I noticed the line with hsv.sat = 240; has a number that doesn't fit into 255 ( I know right, I never even looked beyond this ). Anyway changing to hsv.sat = 255; seems to have fixed the issue at my end.

Hope this helps you in the quest to isolate this.

James

[quakec]

@kriegsman

Okay further updates, I had modified the sig for the fill_rainbow function to accept a uint8_t sat parameter.

void fill_rainbow( struct CRGB * pFirstLED, int numToFill,
                  uint8_t initialhue,
                  uint8_t deltahue,
                  uint8_t sat)
{
    CHSV hsv;
    hsv.hue = initialhue;
    hsv.val = 255;
    hsv.sat = sat;
    for( int i = 0; i < numToFill; i++) {
        pFirstLED[i] = hsv;
        hsv.hue += deltahue;
    }
}

void fill_rainbow( struct CHSV * targetArray, int numToFill,
                  uint8_t initialhue,
                  uint8_t deltahue,
                  uint8_t sat)

● Supplied entries:
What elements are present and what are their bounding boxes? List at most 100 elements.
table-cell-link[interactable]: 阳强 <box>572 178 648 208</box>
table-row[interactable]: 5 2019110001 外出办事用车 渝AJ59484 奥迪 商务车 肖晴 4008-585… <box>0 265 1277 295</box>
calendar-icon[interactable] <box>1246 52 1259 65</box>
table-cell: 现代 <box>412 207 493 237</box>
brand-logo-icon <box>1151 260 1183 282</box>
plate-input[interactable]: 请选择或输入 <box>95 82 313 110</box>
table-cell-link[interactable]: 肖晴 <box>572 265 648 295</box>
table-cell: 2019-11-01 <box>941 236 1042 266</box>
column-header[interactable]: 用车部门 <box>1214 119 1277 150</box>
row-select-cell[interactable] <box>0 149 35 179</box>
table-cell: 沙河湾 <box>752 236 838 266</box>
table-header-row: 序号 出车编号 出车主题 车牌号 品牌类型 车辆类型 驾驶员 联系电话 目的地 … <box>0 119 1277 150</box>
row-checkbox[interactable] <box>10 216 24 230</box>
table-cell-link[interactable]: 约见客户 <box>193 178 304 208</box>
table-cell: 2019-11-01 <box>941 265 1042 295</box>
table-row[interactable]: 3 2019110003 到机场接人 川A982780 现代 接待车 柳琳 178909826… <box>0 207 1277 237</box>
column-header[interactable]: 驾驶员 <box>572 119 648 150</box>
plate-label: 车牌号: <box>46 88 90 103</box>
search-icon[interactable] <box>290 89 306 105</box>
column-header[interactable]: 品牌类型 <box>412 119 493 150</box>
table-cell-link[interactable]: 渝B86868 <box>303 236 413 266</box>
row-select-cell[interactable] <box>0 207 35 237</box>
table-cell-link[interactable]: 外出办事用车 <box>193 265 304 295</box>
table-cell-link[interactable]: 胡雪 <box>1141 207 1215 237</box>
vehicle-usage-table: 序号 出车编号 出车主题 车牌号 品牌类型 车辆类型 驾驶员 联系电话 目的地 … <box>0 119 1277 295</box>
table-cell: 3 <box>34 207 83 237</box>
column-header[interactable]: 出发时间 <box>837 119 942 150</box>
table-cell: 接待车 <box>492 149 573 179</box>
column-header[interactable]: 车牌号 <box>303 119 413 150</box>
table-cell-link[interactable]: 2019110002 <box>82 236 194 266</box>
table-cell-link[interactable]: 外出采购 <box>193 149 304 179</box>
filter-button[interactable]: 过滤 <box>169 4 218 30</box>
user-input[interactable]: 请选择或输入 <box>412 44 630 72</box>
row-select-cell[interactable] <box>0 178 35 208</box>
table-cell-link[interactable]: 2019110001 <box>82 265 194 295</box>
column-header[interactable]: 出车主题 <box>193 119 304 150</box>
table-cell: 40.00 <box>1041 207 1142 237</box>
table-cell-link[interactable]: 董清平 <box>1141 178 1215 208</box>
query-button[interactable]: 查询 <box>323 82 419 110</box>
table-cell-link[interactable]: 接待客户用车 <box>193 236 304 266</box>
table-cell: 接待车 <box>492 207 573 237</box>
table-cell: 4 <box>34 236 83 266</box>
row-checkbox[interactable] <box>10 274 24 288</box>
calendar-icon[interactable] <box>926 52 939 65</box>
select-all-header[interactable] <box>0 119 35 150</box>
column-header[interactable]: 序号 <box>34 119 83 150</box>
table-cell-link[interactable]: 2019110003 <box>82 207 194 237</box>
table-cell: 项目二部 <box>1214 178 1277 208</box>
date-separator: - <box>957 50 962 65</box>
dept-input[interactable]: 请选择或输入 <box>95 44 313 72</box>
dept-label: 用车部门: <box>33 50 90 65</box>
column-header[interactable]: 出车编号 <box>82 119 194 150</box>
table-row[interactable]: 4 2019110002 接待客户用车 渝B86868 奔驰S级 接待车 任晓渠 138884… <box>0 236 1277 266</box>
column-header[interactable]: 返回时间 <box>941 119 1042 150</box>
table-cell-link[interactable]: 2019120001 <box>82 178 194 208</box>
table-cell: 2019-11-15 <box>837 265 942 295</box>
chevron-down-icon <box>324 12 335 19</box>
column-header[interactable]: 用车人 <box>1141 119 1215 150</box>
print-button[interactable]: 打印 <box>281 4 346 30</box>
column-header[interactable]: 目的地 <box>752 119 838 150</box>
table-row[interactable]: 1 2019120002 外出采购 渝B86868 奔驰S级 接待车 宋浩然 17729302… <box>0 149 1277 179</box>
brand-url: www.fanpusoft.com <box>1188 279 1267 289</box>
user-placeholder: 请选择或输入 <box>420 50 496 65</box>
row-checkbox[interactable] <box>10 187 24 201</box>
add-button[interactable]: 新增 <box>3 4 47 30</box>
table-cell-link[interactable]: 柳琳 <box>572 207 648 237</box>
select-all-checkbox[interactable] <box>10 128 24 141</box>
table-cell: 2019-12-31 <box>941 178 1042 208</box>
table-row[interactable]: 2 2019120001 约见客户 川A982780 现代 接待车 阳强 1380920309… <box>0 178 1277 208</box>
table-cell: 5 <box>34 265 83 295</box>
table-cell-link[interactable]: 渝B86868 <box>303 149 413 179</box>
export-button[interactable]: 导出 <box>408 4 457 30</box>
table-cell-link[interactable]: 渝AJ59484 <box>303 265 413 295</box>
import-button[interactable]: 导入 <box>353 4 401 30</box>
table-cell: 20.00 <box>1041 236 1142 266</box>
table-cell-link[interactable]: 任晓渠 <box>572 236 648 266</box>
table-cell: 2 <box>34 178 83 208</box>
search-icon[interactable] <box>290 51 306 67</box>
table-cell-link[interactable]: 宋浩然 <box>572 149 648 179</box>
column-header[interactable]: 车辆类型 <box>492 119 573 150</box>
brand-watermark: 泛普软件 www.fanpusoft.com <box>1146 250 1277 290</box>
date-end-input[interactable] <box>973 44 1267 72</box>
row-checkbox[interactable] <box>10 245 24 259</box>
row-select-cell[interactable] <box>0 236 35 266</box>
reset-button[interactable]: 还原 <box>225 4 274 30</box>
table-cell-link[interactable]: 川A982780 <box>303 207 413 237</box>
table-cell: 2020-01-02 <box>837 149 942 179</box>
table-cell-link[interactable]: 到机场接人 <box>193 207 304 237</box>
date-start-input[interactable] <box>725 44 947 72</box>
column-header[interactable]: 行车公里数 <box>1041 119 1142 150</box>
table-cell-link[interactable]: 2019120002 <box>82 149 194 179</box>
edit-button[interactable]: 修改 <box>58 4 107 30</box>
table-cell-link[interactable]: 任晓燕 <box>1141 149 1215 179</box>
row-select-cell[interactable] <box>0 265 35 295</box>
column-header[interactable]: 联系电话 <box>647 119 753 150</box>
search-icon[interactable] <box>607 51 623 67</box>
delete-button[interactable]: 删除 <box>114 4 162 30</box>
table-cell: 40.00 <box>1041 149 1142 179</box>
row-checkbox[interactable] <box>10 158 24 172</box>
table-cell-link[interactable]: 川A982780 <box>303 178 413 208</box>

● Exercise aim:
Please write out the stretch of the fill_rainbow forum post from "I noticed the" through "uint8_t sat parameter.", word for word. The records are separate material and have no connection to the forum post.

● Solution for this problem:
I noticed the line with hsv.sat = 240; has a number that doesn't fit into 255 ( I know right, I never even looked beyond this ). Anyway changing to hsv.sat = 255; seems to have fixed the issue at my end.

Hope this helps you in the quest to isolate this.

James

[quakec]

@kriegsman

Okay further updates, I had modified the sig for the fill_rainbow function to accept a uint8_t sat parameter.